## [Aim of the exercise]
Write out the material again exactly, please, and omit the pictures.

## [Listed entries]
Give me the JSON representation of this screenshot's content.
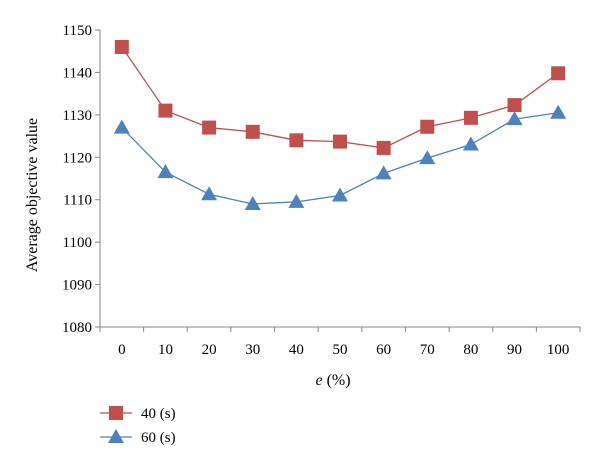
{
  "chart_data": {
    "type": "line",
    "title": "",
    "xlabel_var": "e",
    "xlabel_rest": " (%)",
    "ylabel": "Average objective value",
    "categories": [
      "0",
      "10",
      "20",
      "30",
      "40",
      "50",
      "60",
      "70",
      "80",
      "90",
      "100"
    ],
    "yticks": [
      "1080",
      "1090",
      "1100",
      "1110",
      "1120",
      "1130",
      "1140",
      "1150"
    ],
    "ylim": [
      1080,
      1150
    ],
    "grid": false,
    "legend_position": "bottom-left",
    "series": [
      {
        "name": "40 (s)",
        "marker": "square",
        "color": "#c0504d",
        "values": [
          1146,
          1131,
          1127,
          1126,
          1124,
          1123.7,
          1122.2,
          1127.2,
          1129.3,
          1132.3,
          1139.8
        ]
      },
      {
        "name": "60 (s)",
        "marker": "triangle",
        "color": "#4f81bd",
        "values": [
          1127,
          1116.5,
          1111.3,
          1109,
          1109.5,
          1111,
          1116.2,
          1119.8,
          1123,
          1129,
          1130.5
        ]
      }
    ]
  }
}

## [Answer to this exercise]
Give me the JSON representation of this screenshot's content.
{
  "chart_data": {
    "type": "line",
    "title": "",
    "xlabel_var": "e",
    "xlabel_rest": " (%)",
    "ylabel": "Average objective value",
    "categories": [
      "0",
      "10",
      "20",
      "30",
      "40",
      "50",
      "60",
      "70",
      "80",
      "90",
      "100"
    ],
    "yticks": [
      "1080",
      "1090",
      "1100",
      "1110",
      "1120",
      "1130",
      "1140",
      "1150"
    ],
    "ylim": [
      1080,
      1150
    ],
    "grid": false,
    "legend_position": "bottom-left",
    "series": [
      {
        "name": "40 (s)",
        "marker": "square",
        "color": "#c0504d",
        "values": [
          1146,
          1131,
          1127,
          1126,
          1124,
          1123.7,
          1122.2,
          1127.2,
          1129.3,
          1132.3,
          1139.8
        ]
      },
      {
        "name": "60 (s)",
        "marker": "triangle",
        "color": "#4f81bd",
        "values": [
          1127,
          1116.5,
          1111.3,
          1109,
          1109.5,
          1111,
          1116.2,
          1119.8,
          1123,
          1129,
          1130.5
        ]
      }
    ]
  }
}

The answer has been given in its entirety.